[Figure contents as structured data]
━━━━━━
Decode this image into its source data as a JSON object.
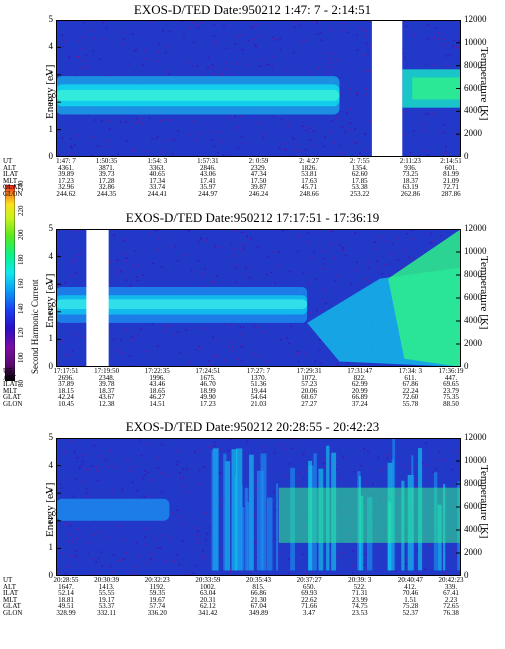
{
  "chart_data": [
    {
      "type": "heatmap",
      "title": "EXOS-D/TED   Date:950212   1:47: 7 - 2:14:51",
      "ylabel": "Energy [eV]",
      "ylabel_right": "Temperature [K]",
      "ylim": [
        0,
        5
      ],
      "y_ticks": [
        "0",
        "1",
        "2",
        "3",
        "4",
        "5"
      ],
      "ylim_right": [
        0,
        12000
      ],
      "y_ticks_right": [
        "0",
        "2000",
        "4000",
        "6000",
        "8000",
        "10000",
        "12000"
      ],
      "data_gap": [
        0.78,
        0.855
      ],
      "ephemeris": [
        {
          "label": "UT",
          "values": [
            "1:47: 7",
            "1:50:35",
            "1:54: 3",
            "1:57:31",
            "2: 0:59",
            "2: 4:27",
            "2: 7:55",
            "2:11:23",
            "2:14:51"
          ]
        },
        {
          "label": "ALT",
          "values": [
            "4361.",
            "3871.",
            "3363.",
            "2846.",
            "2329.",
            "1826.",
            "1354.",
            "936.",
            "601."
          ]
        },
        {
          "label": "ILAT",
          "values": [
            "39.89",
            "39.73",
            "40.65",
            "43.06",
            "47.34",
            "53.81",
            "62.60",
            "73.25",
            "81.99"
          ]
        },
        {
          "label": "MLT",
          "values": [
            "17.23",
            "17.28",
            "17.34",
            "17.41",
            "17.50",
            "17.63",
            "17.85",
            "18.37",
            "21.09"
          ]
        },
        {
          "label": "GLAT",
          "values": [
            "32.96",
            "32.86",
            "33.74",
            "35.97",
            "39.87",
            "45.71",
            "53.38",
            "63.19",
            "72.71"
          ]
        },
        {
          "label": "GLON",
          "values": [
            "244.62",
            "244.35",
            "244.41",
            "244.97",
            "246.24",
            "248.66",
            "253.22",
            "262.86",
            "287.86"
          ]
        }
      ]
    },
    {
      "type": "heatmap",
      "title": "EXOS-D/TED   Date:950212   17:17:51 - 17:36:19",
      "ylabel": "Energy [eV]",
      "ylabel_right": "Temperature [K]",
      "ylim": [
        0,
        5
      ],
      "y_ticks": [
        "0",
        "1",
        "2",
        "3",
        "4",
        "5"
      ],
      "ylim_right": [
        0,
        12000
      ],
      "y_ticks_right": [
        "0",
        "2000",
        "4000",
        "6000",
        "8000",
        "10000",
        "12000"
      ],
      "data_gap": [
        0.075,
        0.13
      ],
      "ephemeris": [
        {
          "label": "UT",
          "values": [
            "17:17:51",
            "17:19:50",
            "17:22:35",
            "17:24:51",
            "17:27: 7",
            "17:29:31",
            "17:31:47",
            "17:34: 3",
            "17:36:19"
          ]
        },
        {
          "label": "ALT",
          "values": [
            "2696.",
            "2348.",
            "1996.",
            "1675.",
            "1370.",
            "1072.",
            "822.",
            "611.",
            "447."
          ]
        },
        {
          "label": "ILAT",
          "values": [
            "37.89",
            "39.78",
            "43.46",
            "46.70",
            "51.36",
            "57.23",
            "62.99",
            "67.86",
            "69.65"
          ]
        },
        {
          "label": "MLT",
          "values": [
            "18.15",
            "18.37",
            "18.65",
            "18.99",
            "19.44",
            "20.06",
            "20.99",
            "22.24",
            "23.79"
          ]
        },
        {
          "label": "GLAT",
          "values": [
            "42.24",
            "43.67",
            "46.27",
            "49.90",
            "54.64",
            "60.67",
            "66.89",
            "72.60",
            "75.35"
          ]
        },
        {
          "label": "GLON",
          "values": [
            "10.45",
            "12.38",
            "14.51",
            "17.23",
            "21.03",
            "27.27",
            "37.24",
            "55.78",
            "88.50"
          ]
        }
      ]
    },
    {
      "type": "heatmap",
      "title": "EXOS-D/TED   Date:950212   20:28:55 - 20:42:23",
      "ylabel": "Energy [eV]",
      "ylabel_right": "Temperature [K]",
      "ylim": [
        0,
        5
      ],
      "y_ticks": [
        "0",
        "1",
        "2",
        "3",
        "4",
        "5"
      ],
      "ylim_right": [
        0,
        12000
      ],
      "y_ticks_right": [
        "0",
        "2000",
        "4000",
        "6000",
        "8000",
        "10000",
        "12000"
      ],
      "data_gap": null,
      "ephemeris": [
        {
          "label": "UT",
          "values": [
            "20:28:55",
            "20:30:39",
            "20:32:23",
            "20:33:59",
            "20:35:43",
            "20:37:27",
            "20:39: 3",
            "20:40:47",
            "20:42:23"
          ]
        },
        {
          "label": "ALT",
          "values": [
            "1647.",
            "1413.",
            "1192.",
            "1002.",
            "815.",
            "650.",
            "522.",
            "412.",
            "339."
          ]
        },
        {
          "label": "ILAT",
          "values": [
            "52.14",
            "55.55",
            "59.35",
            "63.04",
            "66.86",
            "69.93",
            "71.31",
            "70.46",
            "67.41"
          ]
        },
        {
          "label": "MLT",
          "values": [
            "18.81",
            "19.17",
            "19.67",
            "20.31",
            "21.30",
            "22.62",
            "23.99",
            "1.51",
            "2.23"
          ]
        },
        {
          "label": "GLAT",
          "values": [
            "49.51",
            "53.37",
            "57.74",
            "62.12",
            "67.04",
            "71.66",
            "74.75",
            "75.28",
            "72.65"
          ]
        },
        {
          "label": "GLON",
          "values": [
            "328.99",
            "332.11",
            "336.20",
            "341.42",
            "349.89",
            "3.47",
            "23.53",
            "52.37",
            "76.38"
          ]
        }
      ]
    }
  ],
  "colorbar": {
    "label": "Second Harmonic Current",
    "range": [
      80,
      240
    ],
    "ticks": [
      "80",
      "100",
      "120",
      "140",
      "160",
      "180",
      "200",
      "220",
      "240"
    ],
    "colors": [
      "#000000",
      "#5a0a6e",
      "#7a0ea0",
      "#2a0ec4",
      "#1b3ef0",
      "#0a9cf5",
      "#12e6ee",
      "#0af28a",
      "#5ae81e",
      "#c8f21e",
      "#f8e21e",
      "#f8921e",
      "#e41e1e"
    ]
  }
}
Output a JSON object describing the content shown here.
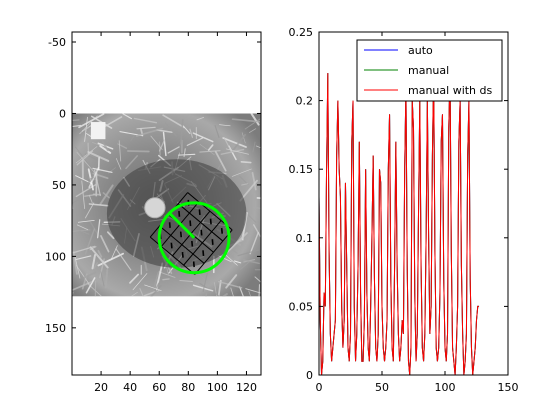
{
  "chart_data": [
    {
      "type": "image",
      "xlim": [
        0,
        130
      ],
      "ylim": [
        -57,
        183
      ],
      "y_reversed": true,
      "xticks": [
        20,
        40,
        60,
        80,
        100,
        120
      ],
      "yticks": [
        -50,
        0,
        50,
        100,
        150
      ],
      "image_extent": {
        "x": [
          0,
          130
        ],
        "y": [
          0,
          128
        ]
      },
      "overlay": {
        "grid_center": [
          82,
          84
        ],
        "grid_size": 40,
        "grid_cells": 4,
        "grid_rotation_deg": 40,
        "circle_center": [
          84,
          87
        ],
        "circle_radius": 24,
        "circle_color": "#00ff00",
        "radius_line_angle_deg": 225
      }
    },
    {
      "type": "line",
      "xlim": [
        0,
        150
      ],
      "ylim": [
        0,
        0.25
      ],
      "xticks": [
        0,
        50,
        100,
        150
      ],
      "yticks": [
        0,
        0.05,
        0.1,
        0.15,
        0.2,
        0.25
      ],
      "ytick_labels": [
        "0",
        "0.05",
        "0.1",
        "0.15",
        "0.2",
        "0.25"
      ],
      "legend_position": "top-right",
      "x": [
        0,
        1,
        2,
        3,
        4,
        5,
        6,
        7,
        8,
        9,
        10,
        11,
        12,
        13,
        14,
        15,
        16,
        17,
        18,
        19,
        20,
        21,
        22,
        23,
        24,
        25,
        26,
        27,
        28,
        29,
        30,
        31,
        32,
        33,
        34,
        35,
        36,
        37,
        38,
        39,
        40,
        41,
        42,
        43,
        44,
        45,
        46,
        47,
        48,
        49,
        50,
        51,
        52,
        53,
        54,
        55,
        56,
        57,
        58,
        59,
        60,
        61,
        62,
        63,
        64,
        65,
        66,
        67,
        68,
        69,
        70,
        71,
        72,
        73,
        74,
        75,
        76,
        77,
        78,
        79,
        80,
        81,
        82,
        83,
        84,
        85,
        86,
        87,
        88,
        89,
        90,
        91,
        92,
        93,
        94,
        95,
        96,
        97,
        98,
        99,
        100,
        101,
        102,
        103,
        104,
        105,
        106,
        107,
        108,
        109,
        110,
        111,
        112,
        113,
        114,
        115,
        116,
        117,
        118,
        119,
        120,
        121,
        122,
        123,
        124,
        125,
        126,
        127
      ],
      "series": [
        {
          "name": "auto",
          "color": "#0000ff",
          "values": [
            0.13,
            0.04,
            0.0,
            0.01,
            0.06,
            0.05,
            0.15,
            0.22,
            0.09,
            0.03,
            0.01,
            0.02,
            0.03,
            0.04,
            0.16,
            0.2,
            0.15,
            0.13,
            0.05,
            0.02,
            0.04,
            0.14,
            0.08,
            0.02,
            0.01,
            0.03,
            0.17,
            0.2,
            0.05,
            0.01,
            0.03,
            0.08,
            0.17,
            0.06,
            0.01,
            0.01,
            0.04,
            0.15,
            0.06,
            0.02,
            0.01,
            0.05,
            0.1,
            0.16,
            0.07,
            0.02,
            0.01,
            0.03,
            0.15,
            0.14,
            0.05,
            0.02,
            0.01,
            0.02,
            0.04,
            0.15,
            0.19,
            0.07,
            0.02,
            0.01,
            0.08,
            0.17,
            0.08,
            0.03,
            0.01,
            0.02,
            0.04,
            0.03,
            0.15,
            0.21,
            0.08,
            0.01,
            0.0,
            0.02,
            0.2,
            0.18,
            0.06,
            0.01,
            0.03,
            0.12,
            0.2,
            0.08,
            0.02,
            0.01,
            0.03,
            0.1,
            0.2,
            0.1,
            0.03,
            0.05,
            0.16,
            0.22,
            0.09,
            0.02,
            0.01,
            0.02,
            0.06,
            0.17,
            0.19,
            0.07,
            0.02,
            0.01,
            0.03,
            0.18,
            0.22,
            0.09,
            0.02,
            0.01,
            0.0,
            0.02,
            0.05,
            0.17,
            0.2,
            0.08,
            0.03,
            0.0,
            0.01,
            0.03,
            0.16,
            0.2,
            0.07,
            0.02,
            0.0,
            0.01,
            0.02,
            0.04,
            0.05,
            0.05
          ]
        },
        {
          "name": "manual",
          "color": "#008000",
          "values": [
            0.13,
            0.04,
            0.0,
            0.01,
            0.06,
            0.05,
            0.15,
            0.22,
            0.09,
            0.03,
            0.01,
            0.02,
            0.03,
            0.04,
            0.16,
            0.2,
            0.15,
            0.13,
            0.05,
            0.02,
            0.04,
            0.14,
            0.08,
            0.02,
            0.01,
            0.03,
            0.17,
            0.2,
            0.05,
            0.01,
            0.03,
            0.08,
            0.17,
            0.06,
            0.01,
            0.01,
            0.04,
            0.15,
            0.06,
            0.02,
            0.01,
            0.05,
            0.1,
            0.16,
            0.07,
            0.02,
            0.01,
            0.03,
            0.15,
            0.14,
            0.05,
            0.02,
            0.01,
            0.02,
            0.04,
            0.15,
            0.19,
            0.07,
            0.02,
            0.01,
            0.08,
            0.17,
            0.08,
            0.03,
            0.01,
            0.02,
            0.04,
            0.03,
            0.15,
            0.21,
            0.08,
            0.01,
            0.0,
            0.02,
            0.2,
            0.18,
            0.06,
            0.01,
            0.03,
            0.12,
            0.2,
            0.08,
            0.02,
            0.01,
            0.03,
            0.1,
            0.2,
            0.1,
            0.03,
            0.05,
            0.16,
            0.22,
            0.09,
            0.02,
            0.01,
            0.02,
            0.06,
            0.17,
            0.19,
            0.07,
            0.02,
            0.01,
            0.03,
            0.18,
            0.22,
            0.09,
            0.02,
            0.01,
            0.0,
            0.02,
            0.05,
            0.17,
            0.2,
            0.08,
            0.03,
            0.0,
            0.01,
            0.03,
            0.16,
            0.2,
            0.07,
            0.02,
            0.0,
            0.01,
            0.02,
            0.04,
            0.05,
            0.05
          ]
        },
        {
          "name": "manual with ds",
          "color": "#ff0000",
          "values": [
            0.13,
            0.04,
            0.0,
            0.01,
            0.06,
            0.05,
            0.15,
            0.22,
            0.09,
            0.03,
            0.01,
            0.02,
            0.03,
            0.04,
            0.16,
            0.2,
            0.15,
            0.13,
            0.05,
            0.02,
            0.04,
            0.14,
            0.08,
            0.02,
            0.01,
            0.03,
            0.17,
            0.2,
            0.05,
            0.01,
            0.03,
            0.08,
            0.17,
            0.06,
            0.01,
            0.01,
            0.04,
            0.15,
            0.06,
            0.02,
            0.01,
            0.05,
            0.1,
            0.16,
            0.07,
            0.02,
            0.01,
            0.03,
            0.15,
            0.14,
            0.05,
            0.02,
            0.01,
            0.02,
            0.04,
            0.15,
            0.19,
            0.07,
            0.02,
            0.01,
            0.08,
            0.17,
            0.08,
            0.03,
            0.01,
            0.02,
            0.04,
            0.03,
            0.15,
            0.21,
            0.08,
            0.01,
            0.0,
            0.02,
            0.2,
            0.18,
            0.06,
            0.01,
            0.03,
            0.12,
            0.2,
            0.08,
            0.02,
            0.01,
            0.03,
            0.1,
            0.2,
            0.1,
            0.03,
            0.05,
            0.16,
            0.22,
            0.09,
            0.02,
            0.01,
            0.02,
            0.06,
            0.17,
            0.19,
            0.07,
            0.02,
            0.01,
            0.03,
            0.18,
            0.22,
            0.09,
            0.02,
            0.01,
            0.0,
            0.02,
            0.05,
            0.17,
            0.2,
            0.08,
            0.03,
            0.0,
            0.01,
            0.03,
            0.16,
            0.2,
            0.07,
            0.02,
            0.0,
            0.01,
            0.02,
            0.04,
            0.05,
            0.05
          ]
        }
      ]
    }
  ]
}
━━━━━━
• _TASK OBJECTIVE_:
Copy each line of the records that contains the word "Date".

• _TASK OUTPUT_:
      "title": "EXOS-D/TED   Date:950212   1:47: 7 - 2:14:51",
      "title": "EXOS-D/TED   Date:950212   17:17:51 - 17:36:19",
      "title": "EXOS-D/TED   Date:950212   20:28:55 - 20:42:23",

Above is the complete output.